Mais tarde, admirei o seu trabalho como um dos pioneiros da política pública de ambiente em Portugal, seguindo, aliás, o legado de José Correia da Cunha (1927-2017), responsável por colocar o ambiente na agenda política da Primavera Marcelista. Da sua experiência executiva, tanto nos governos provisórios como no Governo de Pinto Balsemão (1981-1983), salientam-se as iniciativas para impedir a destruição dos solos, das paisagens, dos recursos hídricos.
É verdade que as nossas cidades se expandiram delapidando capital natural. O êxodo rural transformou paisagens humanizadas em solos roubados pelas monoculturas infestantes e incendiárias, como o eucalipto. Sabemos também que uma rede viária redundante impermeabilizou solos férteis de que precisaremos amanhã para a nossa mais elementar segurança alimentar. Mas só podemos estremecer quando imaginamos quanto pior poderia estar hoje Portugal sem a legislação associada ao determinante trabalho de GRT que introduziu a Reserva Agrícola Nacional, a Reserva Ecológica Nacional e os instrumentos fundamentais para o ordenamento municipal e regional.
Por convite de José Rebelo, tive o prazer de conviver em Colares, no início de 1999, com GRT, numa longa conversa que também juntou Francisco Ferreira e Francisco Nunes Correia. O resultado está publicado num livro indispensável para quem queira perceber a génese biográfica e intelectual da sua obra política (Ecologia e Ideologia, Lisboa, coordenação José Rebelo, Livros e Leituras, 1999).

----------

* TRABALHO A FAZER
- A) Devolve sem alterações o trecho do excerto que abre com as palavras que contêm "É verdade que" e fecha com "municipal e regional.".
- B) Prossegue o excerto sobre GRT e a política de ambiente em Portugal a partir do ponto em que ele termina.
As linhas de dados não têm qualquer relação com o excerto.

----------

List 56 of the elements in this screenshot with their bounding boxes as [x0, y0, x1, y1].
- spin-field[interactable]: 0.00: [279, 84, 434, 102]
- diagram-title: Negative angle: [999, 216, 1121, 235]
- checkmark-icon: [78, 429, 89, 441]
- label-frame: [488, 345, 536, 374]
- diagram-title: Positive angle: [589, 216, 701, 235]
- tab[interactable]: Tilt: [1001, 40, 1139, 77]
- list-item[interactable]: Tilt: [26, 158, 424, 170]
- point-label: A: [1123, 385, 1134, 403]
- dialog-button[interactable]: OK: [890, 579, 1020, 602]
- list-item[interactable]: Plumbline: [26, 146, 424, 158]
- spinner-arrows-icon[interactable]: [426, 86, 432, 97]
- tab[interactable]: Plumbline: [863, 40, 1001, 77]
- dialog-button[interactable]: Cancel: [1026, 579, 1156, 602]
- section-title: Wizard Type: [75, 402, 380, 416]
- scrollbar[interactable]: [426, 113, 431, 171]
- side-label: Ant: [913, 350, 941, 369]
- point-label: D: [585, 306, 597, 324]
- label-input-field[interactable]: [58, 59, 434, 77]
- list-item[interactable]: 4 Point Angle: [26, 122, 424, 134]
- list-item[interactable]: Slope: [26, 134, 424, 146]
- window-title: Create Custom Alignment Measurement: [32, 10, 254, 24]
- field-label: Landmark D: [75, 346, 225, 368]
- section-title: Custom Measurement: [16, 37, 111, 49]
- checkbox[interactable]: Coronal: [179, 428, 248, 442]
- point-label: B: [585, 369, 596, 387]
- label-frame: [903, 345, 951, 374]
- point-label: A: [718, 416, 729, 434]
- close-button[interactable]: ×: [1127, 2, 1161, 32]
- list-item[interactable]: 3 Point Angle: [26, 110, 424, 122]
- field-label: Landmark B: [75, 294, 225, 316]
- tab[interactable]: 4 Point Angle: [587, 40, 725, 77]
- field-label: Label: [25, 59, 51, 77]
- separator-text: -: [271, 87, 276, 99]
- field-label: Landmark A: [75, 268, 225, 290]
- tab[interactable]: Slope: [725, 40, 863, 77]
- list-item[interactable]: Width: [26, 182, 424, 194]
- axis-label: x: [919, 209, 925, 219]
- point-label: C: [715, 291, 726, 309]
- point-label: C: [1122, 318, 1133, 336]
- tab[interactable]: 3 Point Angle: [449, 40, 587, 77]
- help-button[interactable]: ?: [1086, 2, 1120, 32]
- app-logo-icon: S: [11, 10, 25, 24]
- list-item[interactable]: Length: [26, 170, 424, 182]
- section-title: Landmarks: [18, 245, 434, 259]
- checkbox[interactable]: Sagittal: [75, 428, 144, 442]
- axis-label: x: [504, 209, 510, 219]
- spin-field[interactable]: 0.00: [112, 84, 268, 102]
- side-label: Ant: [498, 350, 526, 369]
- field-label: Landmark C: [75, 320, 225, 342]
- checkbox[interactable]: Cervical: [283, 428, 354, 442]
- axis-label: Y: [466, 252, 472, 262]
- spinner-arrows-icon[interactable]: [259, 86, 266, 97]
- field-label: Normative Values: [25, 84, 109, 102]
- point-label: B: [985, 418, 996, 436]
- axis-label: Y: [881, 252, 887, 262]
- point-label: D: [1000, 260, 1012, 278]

----------

* RESPOSTAS POR ORDEM
- A)
É verdade que as nossas cidades se expandiram delapidando capital natural. O êxodo rural transformou paisagens humanizadas em solos roubados pelas monoculturas infestantes e incendiárias, como o eucalipto. Sabemos também que uma rede viária redundante impermeabilizou solos férteis de que precisaremos amanhã para a nossa mais elementar segurança alimentar. Mas só podemos estremecer quando imaginamos quanto pior poderia estar hoje Portugal sem a legislação associada ao determinante trabalho de GRT que introduziu a Reserva Agrícola Nacional, a Reserva Ecológica Nacional e os instrumentos fundamentais para o ordenamento municipal e regional.

- B)
Na ação de GRT combinam-se duas fontes principais. Uma vertente mais tradicional e outra mais moderna. A primeira, vinculada à sua defesa da monarquia, recupera os debates sobre o rural e o urbano, o antigo e o moderno que atravessam o final da monarquia constitucional. A segunda prende-se com a sua capacidade de trazer para a liça política os ensinamentos do seu mestre Caldeira Cabral, introdutor da arquitetura paisagista no país em 1942.
GRT ensina-nos que - depois de as ilusões seculares do que ele chamava a civilização positivista naufragarem no oceano da realidade - só sobreviverão os povos que tiverem cuidado do seu território.
Os responsáveis políticos, que agora lhe prestam homenagem, deveriam também submeter o programa económico com que se pretende recuperar Portugal pós-pandemia ao crivo da obra de GTR. O resultado provaria como é abissal a distância entre as palavras de apreço e os atos que as desmentem.